(Figure data in JSON)
******

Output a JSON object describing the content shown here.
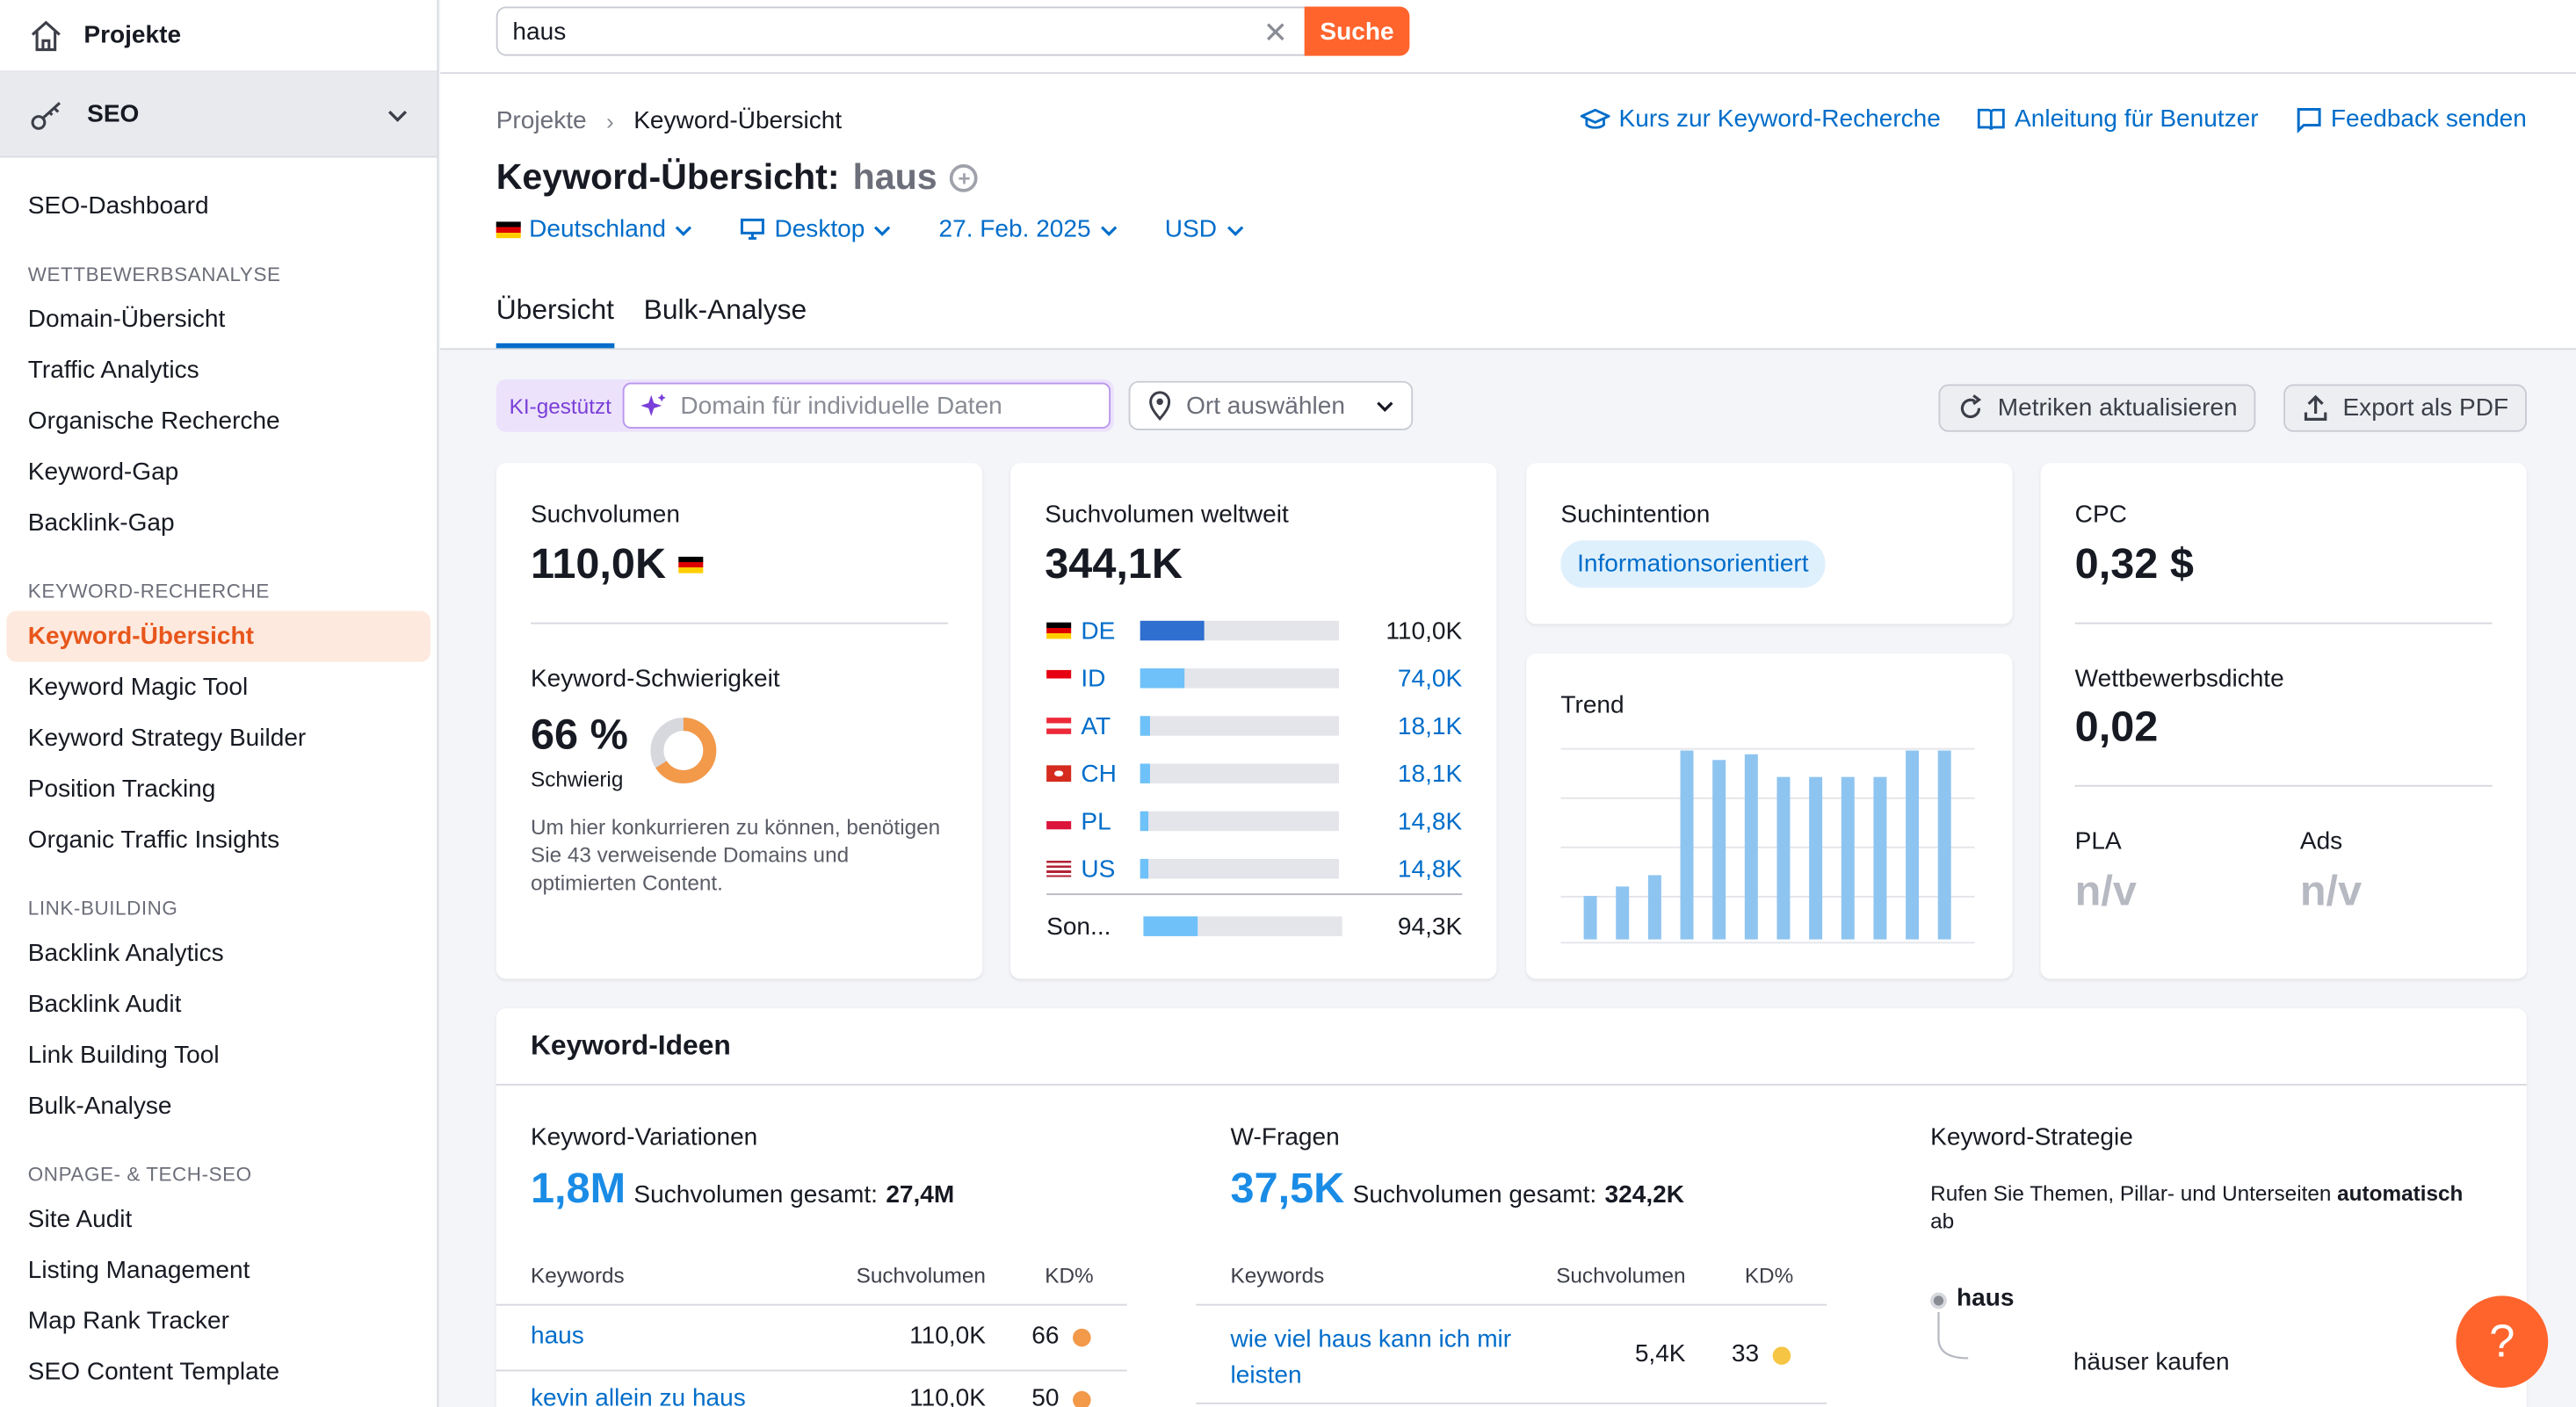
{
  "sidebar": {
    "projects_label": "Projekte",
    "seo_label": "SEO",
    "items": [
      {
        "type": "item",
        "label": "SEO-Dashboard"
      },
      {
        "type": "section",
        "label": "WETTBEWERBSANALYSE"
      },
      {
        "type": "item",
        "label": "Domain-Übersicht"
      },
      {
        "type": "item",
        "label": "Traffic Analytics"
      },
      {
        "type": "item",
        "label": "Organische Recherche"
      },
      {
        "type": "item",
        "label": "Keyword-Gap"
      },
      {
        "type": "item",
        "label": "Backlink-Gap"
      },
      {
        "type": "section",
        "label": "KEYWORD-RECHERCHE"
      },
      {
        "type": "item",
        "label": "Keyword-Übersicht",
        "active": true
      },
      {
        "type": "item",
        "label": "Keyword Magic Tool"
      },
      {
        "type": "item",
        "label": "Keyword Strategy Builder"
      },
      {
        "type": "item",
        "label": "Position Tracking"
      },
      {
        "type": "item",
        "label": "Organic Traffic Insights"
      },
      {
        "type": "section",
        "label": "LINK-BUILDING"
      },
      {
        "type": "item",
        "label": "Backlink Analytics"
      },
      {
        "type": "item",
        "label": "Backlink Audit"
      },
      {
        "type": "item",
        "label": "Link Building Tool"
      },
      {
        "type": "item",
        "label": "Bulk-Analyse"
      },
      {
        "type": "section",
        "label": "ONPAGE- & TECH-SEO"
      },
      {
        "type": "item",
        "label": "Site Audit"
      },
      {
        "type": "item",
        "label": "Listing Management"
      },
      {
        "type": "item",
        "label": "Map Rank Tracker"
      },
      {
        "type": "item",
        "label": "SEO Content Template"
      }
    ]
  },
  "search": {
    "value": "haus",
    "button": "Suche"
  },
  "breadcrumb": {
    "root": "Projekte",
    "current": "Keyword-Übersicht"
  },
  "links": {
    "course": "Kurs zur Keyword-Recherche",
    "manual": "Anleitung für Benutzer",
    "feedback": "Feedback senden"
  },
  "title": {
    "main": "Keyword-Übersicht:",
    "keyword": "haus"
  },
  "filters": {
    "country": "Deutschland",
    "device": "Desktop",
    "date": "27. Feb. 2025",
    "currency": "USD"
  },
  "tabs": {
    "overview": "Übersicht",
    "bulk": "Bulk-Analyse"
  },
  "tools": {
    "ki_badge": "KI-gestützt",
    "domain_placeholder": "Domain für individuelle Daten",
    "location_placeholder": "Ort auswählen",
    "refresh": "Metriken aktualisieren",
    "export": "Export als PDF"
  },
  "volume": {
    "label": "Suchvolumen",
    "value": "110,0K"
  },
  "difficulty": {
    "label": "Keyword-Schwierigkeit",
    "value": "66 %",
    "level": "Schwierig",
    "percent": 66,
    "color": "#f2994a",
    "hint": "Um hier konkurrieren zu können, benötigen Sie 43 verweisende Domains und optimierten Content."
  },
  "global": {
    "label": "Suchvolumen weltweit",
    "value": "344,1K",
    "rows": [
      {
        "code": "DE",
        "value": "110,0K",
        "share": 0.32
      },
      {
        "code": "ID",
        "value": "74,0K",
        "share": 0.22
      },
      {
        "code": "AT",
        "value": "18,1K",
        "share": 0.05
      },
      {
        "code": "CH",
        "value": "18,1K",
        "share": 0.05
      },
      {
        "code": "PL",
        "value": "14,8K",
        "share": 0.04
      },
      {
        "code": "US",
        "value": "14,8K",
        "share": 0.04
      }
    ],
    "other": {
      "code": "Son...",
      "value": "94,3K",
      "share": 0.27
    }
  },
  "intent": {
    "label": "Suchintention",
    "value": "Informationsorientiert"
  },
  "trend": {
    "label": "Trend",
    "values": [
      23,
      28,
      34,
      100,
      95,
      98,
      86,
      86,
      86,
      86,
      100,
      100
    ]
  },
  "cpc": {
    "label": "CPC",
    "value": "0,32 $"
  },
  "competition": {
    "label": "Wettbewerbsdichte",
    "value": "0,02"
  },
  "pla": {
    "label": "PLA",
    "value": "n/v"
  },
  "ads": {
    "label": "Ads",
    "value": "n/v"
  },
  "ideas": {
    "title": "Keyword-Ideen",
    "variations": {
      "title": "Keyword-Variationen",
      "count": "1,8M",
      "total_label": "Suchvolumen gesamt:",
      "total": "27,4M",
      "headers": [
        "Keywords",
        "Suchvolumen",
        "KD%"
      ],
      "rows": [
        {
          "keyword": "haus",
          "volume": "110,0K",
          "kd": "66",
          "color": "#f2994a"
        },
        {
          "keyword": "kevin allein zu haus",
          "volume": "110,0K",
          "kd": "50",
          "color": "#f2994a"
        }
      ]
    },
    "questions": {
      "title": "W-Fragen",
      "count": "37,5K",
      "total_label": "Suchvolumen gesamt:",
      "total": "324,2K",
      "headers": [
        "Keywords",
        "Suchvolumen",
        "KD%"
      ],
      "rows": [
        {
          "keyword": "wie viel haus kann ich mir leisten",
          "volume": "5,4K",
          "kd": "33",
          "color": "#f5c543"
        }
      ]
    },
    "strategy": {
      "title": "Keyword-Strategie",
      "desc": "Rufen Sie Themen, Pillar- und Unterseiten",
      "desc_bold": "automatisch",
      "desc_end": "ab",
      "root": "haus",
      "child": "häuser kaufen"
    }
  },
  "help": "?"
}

******

▶ [Work to be completed]
Repeat the listing in full and exactly. Do not include any images.

▶ [Expected answer]
Output a JSON object describing the content shown here.
{
  "sidebar": {
    "projects_label": "Projekte",
    "seo_label": "SEO",
    "items": [
      {
        "type": "item",
        "label": "SEO-Dashboard"
      },
      {
        "type": "section",
        "label": "WETTBEWERBSANALYSE"
      },
      {
        "type": "item",
        "label": "Domain-Übersicht"
      },
      {
        "type": "item",
        "label": "Traffic Analytics"
      },
      {
        "type": "item",
        "label": "Organische Recherche"
      },
      {
        "type": "item",
        "label": "Keyword-Gap"
      },
      {
        "type": "item",
        "label": "Backlink-Gap"
      },
      {
        "type": "section",
        "label": "KEYWORD-RECHERCHE"
      },
      {
        "type": "item",
        "label": "Keyword-Übersicht",
        "active": true
      },
      {
        "type": "item",
        "label": "Keyword Magic Tool"
      },
      {
        "type": "item",
        "label": "Keyword Strategy Builder"
      },
      {
        "type": "item",
        "label": "Position Tracking"
      },
      {
        "type": "item",
        "label": "Organic Traffic Insights"
      },
      {
        "type": "section",
        "label": "LINK-BUILDING"
      },
      {
        "type": "item",
        "label": "Backlink Analytics"
      },
      {
        "type": "item",
        "label": "Backlink Audit"
      },
      {
        "type": "item",
        "label": "Link Building Tool"
      },
      {
        "type": "item",
        "label": "Bulk-Analyse"
      },
      {
        "type": "section",
        "label": "ONPAGE- & TECH-SEO"
      },
      {
        "type": "item",
        "label": "Site Audit"
      },
      {
        "type": "item",
        "label": "Listing Management"
      },
      {
        "type": "item",
        "label": "Map Rank Tracker"
      },
      {
        "type": "item",
        "label": "SEO Content Template"
      }
    ]
  },
  "search": {
    "value": "haus",
    "button": "Suche"
  },
  "breadcrumb": {
    "root": "Projekte",
    "current": "Keyword-Übersicht"
  },
  "links": {
    "course": "Kurs zur Keyword-Recherche",
    "manual": "Anleitung für Benutzer",
    "feedback": "Feedback senden"
  },
  "title": {
    "main": "Keyword-Übersicht:",
    "keyword": "haus"
  },
  "filters": {
    "country": "Deutschland",
    "device": "Desktop",
    "date": "27. Feb. 2025",
    "currency": "USD"
  },
  "tabs": {
    "overview": "Übersicht",
    "bulk": "Bulk-Analyse"
  },
  "tools": {
    "ki_badge": "KI-gestützt",
    "domain_placeholder": "Domain für individuelle Daten",
    "location_placeholder": "Ort auswählen",
    "refresh": "Metriken aktualisieren",
    "export": "Export als PDF"
  },
  "volume": {
    "label": "Suchvolumen",
    "value": "110,0K"
  },
  "difficulty": {
    "label": "Keyword-Schwierigkeit",
    "value": "66 %",
    "level": "Schwierig",
    "percent": 66,
    "color": "#f2994a",
    "hint": "Um hier konkurrieren zu können, benötigen Sie 43 verweisende Domains und optimierten Content."
  },
  "global": {
    "label": "Suchvolumen weltweit",
    "value": "344,1K",
    "rows": [
      {
        "code": "DE",
        "value": "110,0K",
        "share": 0.32
      },
      {
        "code": "ID",
        "value": "74,0K",
        "share": 0.22
      },
      {
        "code": "AT",
        "value": "18,1K",
        "share": 0.05
      },
      {
        "code": "CH",
        "value": "18,1K",
        "share": 0.05
      },
      {
        "code": "PL",
        "value": "14,8K",
        "share": 0.04
      },
      {
        "code": "US",
        "value": "14,8K",
        "share": 0.04
      }
    ],
    "other": {
      "code": "Son...",
      "value": "94,3K",
      "share": 0.27
    }
  },
  "intent": {
    "label": "Suchintention",
    "value": "Informationsorientiert"
  },
  "trend": {
    "label": "Trend",
    "values": [
      23,
      28,
      34,
      100,
      95,
      98,
      86,
      86,
      86,
      86,
      100,
      100
    ]
  },
  "cpc": {
    "label": "CPC",
    "value": "0,32 $"
  },
  "competition": {
    "label": "Wettbewerbsdichte",
    "value": "0,02"
  },
  "pla": {
    "label": "PLA",
    "value": "n/v"
  },
  "ads": {
    "label": "Ads",
    "value": "n/v"
  },
  "ideas": {
    "title": "Keyword-Ideen",
    "variations": {
      "title": "Keyword-Variationen",
      "count": "1,8M",
      "total_label": "Suchvolumen gesamt:",
      "total": "27,4M",
      "headers": [
        "Keywords",
        "Suchvolumen",
        "KD%"
      ],
      "rows": [
        {
          "keyword": "haus",
          "volume": "110,0K",
          "kd": "66",
          "color": "#f2994a"
        },
        {
          "keyword": "kevin allein zu haus",
          "volume": "110,0K",
          "kd": "50",
          "color": "#f2994a"
        }
      ]
    },
    "questions": {
      "title": "W-Fragen",
      "count": "37,5K",
      "total_label": "Suchvolumen gesamt:",
      "total": "324,2K",
      "headers": [
        "Keywords",
        "Suchvolumen",
        "KD%"
      ],
      "rows": [
        {
          "keyword": "wie viel haus kann ich mir leisten",
          "volume": "5,4K",
          "kd": "33",
          "color": "#f5c543"
        }
      ]
    },
    "strategy": {
      "title": "Keyword-Strategie",
      "desc": "Rufen Sie Themen, Pillar- und Unterseiten",
      "desc_bold": "automatisch",
      "desc_end": "ab",
      "root": "haus",
      "child": "häuser kaufen"
    }
  },
  "help": "?"
}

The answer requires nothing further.